§ Records supplied
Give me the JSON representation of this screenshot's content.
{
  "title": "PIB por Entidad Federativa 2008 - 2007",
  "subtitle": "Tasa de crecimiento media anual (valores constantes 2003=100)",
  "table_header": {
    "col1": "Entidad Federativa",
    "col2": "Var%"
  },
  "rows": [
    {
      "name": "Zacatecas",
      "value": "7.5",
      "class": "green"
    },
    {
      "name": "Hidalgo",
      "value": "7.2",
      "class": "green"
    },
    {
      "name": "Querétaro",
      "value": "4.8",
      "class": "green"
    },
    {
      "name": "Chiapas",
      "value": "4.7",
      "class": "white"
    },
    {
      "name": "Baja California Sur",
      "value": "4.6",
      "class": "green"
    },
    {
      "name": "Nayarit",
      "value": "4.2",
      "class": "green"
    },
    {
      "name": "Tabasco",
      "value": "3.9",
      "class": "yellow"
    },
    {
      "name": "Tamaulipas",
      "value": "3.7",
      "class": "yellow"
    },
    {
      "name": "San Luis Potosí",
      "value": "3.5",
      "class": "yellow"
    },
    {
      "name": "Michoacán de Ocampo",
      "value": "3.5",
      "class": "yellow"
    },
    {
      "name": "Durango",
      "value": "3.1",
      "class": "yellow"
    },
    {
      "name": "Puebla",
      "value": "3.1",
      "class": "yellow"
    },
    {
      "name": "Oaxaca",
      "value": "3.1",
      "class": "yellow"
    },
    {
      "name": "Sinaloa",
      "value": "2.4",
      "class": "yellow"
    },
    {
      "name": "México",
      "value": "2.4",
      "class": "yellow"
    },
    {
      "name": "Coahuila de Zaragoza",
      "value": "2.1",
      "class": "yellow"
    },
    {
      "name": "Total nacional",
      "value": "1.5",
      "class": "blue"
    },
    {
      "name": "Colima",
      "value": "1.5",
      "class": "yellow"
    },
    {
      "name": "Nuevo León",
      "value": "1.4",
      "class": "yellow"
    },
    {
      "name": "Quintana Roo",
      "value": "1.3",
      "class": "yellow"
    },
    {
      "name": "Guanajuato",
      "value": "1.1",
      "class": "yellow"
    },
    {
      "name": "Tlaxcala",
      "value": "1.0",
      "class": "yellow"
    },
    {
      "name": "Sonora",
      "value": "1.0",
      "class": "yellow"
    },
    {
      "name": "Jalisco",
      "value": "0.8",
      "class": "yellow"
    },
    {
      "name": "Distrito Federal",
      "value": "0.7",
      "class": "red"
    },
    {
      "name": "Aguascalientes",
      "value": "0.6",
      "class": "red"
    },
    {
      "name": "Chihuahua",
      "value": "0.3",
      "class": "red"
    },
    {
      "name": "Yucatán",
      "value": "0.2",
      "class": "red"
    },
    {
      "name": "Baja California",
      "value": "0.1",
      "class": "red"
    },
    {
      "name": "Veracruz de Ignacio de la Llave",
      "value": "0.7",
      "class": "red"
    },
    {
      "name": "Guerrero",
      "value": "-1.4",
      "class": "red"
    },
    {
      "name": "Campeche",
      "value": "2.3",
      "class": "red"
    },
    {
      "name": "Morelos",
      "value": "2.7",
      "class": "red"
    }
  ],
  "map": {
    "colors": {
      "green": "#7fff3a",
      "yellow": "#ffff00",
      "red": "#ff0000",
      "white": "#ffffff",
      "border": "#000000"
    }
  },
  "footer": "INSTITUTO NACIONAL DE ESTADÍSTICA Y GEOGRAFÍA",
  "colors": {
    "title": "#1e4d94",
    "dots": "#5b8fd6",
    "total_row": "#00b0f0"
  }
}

==

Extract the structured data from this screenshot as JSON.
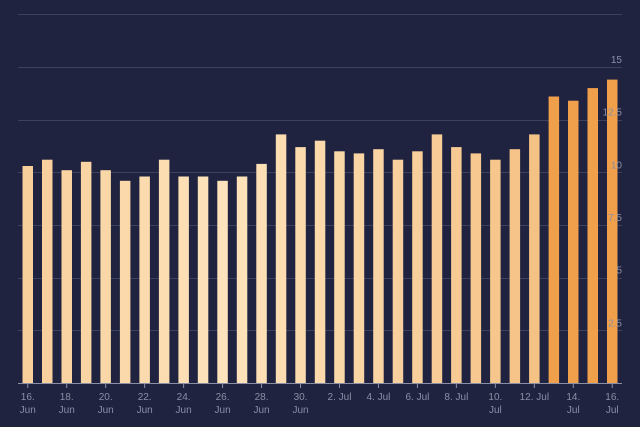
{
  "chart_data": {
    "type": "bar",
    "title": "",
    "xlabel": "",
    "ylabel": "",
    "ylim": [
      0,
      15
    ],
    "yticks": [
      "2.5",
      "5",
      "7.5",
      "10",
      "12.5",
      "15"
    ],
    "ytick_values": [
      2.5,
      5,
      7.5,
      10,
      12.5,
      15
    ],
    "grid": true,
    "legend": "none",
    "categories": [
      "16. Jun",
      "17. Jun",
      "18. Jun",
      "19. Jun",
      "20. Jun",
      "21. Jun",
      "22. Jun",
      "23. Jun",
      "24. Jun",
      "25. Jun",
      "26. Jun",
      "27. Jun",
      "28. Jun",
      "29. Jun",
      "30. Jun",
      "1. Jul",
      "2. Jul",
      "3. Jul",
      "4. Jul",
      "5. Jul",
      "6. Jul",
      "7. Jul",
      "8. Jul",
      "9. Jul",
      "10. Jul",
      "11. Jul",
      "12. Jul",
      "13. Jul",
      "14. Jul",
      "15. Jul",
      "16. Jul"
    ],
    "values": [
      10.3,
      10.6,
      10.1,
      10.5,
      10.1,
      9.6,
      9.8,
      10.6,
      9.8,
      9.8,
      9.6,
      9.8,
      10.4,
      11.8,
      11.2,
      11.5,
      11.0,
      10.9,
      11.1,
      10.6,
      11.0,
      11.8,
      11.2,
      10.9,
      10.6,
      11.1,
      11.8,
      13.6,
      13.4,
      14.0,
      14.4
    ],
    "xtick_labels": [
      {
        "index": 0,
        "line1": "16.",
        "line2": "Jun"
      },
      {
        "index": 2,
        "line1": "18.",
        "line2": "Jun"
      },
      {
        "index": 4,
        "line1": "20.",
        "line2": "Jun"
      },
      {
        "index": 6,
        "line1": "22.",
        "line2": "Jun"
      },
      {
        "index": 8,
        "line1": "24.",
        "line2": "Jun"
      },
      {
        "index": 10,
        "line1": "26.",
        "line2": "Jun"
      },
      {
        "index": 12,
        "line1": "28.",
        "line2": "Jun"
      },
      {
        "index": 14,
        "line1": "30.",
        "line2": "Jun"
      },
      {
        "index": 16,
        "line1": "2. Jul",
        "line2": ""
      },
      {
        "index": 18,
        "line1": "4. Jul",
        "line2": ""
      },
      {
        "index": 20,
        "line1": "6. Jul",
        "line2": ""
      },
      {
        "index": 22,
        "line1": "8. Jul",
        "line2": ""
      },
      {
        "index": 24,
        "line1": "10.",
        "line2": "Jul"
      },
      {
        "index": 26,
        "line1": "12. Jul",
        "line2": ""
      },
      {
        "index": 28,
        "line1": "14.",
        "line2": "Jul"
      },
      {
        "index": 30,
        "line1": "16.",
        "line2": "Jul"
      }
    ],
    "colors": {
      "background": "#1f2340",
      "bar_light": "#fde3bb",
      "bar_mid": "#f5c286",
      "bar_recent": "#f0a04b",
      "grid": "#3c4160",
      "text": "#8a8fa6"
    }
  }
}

§ Exercise directions
Write down only the number of lines that contain the string "screenshot" in the listing.

§ Result of the task
2